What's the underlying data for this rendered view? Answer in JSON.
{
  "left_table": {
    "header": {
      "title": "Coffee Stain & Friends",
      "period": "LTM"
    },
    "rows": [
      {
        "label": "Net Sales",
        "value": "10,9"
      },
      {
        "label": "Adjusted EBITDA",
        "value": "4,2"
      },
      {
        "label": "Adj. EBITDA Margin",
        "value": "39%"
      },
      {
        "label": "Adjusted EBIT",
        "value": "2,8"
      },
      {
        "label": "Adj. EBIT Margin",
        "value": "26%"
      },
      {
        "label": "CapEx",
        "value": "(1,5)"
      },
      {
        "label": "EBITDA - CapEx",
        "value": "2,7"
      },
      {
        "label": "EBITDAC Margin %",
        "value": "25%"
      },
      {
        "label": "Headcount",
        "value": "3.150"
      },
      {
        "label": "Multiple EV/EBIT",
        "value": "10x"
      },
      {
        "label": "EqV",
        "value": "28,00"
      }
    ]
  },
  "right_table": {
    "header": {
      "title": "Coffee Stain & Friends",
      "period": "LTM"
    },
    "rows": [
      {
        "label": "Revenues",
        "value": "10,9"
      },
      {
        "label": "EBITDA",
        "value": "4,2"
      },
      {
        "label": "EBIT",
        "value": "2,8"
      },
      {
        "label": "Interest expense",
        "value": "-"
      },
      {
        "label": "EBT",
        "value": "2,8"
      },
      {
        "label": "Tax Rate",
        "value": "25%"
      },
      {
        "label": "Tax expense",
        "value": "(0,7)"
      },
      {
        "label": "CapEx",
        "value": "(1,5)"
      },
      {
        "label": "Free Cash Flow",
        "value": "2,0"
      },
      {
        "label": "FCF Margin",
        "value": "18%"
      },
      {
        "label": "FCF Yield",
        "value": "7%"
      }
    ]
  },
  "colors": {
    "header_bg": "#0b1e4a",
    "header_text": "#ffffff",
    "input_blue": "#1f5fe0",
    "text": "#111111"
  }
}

**YOUR GOAL**.
Go through the records and print each one exactly.

**OUTPUT BELOW**.
What's the underlying data for this rendered view? Answer in JSON.
{
  "left_table": {
    "header": {
      "title": "Coffee Stain & Friends",
      "period": "LTM"
    },
    "rows": [
      {
        "label": "Net Sales",
        "value": "10,9"
      },
      {
        "label": "Adjusted EBITDA",
        "value": "4,2"
      },
      {
        "label": "Adj. EBITDA Margin",
        "value": "39%"
      },
      {
        "label": "Adjusted EBIT",
        "value": "2,8"
      },
      {
        "label": "Adj. EBIT Margin",
        "value": "26%"
      },
      {
        "label": "CapEx",
        "value": "(1,5)"
      },
      {
        "label": "EBITDA - CapEx",
        "value": "2,7"
      },
      {
        "label": "EBITDAC Margin %",
        "value": "25%"
      },
      {
        "label": "Headcount",
        "value": "3.150"
      },
      {
        "label": "Multiple EV/EBIT",
        "value": "10x"
      },
      {
        "label": "EqV",
        "value": "28,00"
      }
    ]
  },
  "right_table": {
    "header": {
      "title": "Coffee Stain & Friends",
      "period": "LTM"
    },
    "rows": [
      {
        "label": "Revenues",
        "value": "10,9"
      },
      {
        "label": "EBITDA",
        "value": "4,2"
      },
      {
        "label": "EBIT",
        "value": "2,8"
      },
      {
        "label": "Interest expense",
        "value": "-"
      },
      {
        "label": "EBT",
        "value": "2,8"
      },
      {
        "label": "Tax Rate",
        "value": "25%"
      },
      {
        "label": "Tax expense",
        "value": "(0,7)"
      },
      {
        "label": "CapEx",
        "value": "(1,5)"
      },
      {
        "label": "Free Cash Flow",
        "value": "2,0"
      },
      {
        "label": "FCF Margin",
        "value": "18%"
      },
      {
        "label": "FCF Yield",
        "value": "7%"
      }
    ]
  },
  "colors": {
    "header_bg": "#0b1e4a",
    "header_text": "#ffffff",
    "input_blue": "#1f5fe0",
    "text": "#111111"
  }
}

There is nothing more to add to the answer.